SET TASK ->
Please rewrite the listing below, from its first line up to and including the line containing "The lower surface 2B is at (161, 262).", as a JSON list of strings with one string per line. Leave out any blank lines.

Extracted data entries:
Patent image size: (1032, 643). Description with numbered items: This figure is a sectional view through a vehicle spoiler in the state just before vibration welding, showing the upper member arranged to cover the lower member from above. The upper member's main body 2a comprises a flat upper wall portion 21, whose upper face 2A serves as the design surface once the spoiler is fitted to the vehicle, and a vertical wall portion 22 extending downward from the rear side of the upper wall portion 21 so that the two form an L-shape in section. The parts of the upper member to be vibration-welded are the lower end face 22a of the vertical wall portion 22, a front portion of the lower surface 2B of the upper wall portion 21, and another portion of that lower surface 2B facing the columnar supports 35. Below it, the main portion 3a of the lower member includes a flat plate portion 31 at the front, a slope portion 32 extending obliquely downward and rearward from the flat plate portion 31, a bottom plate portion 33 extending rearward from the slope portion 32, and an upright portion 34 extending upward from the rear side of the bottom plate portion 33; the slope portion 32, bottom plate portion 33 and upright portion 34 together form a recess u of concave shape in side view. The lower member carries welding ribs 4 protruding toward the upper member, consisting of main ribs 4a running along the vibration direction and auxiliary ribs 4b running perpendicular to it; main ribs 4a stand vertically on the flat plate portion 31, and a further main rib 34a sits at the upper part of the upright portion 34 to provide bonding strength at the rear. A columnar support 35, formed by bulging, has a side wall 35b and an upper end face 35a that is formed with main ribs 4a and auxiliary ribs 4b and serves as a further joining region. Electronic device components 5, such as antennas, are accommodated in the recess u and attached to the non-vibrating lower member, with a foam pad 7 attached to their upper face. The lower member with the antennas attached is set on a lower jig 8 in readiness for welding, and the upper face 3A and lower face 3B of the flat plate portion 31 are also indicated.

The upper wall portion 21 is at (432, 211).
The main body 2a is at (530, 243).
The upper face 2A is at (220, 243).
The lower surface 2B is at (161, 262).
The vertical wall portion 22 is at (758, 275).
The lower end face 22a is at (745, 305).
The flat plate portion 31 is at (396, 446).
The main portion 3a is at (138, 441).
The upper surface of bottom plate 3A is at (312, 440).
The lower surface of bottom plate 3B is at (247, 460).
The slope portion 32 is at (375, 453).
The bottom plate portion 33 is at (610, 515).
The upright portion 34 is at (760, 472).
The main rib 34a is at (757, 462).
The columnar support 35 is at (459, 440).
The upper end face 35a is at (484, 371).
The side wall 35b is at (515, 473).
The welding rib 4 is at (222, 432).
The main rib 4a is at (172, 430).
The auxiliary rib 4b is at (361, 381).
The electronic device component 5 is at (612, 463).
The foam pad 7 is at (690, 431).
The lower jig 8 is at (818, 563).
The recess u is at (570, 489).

SOLUTION TO THE EXERCISE ->
[
  "Patent image size: (1032, 643). Description with numbered items: This figure is a sectional view through a vehicle spoiler in the state just before vibration welding, showing the upper member arranged to cover the lower member from above. The upper member's main body 2a comprises a flat upper wall portion 21, whose upper face 2A serves as the design surface once the spoiler is fitted to the vehicle, and a vertical wall portion 22 extending downward from the rear side of the upper wall portion 21 so that the two form an L-shape in section. The parts of the upper member to be vibration-welded are the lower end face 22a of the vertical wall portion 22, a front portion of the lower surface 2B of the upper wall portion 21, and another portion of that lower surface 2B facing the columnar supports 35. Below it, the main portion 3a of the lower member includes a flat plate portion 31 at the front, a slope portion 32 extending obliquely downward and rearward from the flat plate portion 31, a bottom plate portion 33 extending rearward from the slope portion 32, and an upright portion 34 extending upward from the rear side of the bottom plate portion 33; the slope portion 32, bottom plate portion 33 and upright portion 34 together form a recess u of concave shape in side view. The lower member carries welding ribs 4 protruding toward the upper member, consisting of main ribs 4a running along the vibration direction and auxiliary ribs 4b running perpendicular to it; main ribs 4a stand vertically on the flat plate portion 31, and a further main rib 34a sits at the upper part of the upright portion 34 to provide bonding strength at the rear. A columnar support 35, formed by bulging, has a side wall 35b and an upper end face 35a that is formed with main ribs 4a and auxiliary ribs 4b and serves as a further joining region. Electronic device components 5, such as antennas, are accommodated in the recess u and attached to the non-vibrating lower member, with a foam pad 7 attached to their upper face. The lower member with the antennas attached is set on a lower jig 8 in readiness for welding, and the upper face 3A and lower face 3B of the flat plate portion 31 are also indicated.",
  "The upper wall portion 21 is at (432, 211).",
  "The main body 2a is at (530, 243).",
  "The upper face 2A is at (220, 243).",
  "The lower surface 2B is at (161, 262)."
]